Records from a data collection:
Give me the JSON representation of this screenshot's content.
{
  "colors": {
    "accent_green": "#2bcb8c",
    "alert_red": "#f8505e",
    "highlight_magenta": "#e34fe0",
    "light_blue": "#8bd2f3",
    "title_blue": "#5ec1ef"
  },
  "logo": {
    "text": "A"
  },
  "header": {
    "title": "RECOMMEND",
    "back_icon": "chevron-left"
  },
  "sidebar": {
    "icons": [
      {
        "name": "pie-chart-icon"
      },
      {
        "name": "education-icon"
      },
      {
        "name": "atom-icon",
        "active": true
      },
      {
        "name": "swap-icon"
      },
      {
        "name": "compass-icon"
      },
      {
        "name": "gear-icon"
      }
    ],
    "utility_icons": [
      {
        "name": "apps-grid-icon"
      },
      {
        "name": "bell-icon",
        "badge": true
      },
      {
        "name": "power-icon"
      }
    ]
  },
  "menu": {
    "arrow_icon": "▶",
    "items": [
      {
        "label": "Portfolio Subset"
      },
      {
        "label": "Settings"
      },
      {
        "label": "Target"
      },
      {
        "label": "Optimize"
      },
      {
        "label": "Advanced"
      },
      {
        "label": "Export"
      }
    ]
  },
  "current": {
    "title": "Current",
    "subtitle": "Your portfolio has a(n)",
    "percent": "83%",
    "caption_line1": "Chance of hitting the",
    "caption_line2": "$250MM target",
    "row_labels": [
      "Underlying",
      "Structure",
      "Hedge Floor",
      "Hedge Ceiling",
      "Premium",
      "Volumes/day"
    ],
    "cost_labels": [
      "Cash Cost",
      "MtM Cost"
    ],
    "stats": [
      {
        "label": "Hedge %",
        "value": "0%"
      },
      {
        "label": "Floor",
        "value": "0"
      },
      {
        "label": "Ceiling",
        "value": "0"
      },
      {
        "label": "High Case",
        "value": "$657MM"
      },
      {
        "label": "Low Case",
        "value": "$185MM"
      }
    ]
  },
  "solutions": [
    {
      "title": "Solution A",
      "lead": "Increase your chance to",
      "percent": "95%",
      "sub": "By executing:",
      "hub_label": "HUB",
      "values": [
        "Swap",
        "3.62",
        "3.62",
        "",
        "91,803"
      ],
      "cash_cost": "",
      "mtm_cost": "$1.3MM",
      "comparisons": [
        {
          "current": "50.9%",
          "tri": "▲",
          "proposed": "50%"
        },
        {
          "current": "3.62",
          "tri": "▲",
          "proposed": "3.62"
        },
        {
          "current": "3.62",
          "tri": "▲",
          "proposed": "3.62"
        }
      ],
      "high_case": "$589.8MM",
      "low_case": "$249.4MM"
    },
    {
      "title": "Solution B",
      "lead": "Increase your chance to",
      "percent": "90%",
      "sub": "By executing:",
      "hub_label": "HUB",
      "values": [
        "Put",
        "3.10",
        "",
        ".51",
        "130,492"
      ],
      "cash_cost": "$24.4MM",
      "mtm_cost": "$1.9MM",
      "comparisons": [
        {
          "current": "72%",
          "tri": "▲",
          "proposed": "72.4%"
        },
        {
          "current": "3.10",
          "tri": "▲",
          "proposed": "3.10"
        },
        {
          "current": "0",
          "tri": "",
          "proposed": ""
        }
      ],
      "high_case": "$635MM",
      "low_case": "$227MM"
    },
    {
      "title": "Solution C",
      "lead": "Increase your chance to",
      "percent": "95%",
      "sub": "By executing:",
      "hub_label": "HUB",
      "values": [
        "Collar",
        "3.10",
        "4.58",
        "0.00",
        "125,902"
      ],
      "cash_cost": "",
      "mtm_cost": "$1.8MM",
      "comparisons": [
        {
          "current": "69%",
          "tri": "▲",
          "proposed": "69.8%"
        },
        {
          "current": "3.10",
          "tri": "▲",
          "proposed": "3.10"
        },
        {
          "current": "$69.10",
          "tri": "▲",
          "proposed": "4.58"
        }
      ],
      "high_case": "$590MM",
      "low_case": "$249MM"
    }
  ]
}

#### CHALLENGE
Print the records once more, exactly as they were given.

#### WRITTEN ANSWER
Give me the JSON representation of this screenshot's content.
{
  "colors": {
    "accent_green": "#2bcb8c",
    "alert_red": "#f8505e",
    "highlight_magenta": "#e34fe0",
    "light_blue": "#8bd2f3",
    "title_blue": "#5ec1ef"
  },
  "logo": {
    "text": "A"
  },
  "header": {
    "title": "RECOMMEND",
    "back_icon": "chevron-left"
  },
  "sidebar": {
    "icons": [
      {
        "name": "pie-chart-icon"
      },
      {
        "name": "education-icon"
      },
      {
        "name": "atom-icon",
        "active": true
      },
      {
        "name": "swap-icon"
      },
      {
        "name": "compass-icon"
      },
      {
        "name": "gear-icon"
      }
    ],
    "utility_icons": [
      {
        "name": "apps-grid-icon"
      },
      {
        "name": "bell-icon",
        "badge": true
      },
      {
        "name": "power-icon"
      }
    ]
  },
  "menu": {
    "arrow_icon": "▶",
    "items": [
      {
        "label": "Portfolio Subset"
      },
      {
        "label": "Settings"
      },
      {
        "label": "Target"
      },
      {
        "label": "Optimize"
      },
      {
        "label": "Advanced"
      },
      {
        "label": "Export"
      }
    ]
  },
  "current": {
    "title": "Current",
    "subtitle": "Your portfolio has a(n)",
    "percent": "83%",
    "caption_line1": "Chance of hitting the",
    "caption_line2": "$250MM target",
    "row_labels": [
      "Underlying",
      "Structure",
      "Hedge Floor",
      "Hedge Ceiling",
      "Premium",
      "Volumes/day"
    ],
    "cost_labels": [
      "Cash Cost",
      "MtM Cost"
    ],
    "stats": [
      {
        "label": "Hedge %",
        "value": "0%"
      },
      {
        "label": "Floor",
        "value": "0"
      },
      {
        "label": "Ceiling",
        "value": "0"
      },
      {
        "label": "High Case",
        "value": "$657MM"
      },
      {
        "label": "Low Case",
        "value": "$185MM"
      }
    ]
  },
  "solutions": [
    {
      "title": "Solution A",
      "lead": "Increase your chance to",
      "percent": "95%",
      "sub": "By executing:",
      "hub_label": "HUB",
      "values": [
        "Swap",
        "3.62",
        "3.62",
        "",
        "91,803"
      ],
      "cash_cost": "",
      "mtm_cost": "$1.3MM",
      "comparisons": [
        {
          "current": "50.9%",
          "tri": "▲",
          "proposed": "50%"
        },
        {
          "current": "3.62",
          "tri": "▲",
          "proposed": "3.62"
        },
        {
          "current": "3.62",
          "tri": "▲",
          "proposed": "3.62"
        }
      ],
      "high_case": "$589.8MM",
      "low_case": "$249.4MM"
    },
    {
      "title": "Solution B",
      "lead": "Increase your chance to",
      "percent": "90%",
      "sub": "By executing:",
      "hub_label": "HUB",
      "values": [
        "Put",
        "3.10",
        "",
        ".51",
        "130,492"
      ],
      "cash_cost": "$24.4MM",
      "mtm_cost": "$1.9MM",
      "comparisons": [
        {
          "current": "72%",
          "tri": "▲",
          "proposed": "72.4%"
        },
        {
          "current": "3.10",
          "tri": "▲",
          "proposed": "3.10"
        },
        {
          "current": "0",
          "tri": "",
          "proposed": ""
        }
      ],
      "high_case": "$635MM",
      "low_case": "$227MM"
    },
    {
      "title": "Solution C",
      "lead": "Increase your chance to",
      "percent": "95%",
      "sub": "By executing:",
      "hub_label": "HUB",
      "values": [
        "Collar",
        "3.10",
        "4.58",
        "0.00",
        "125,902"
      ],
      "cash_cost": "",
      "mtm_cost": "$1.8MM",
      "comparisons": [
        {
          "current": "69%",
          "tri": "▲",
          "proposed": "69.8%"
        },
        {
          "current": "3.10",
          "tri": "▲",
          "proposed": "3.10"
        },
        {
          "current": "$69.10",
          "tri": "▲",
          "proposed": "4.58"
        }
      ],
      "high_case": "$590MM",
      "low_case": "$249MM"
    }
  ]
}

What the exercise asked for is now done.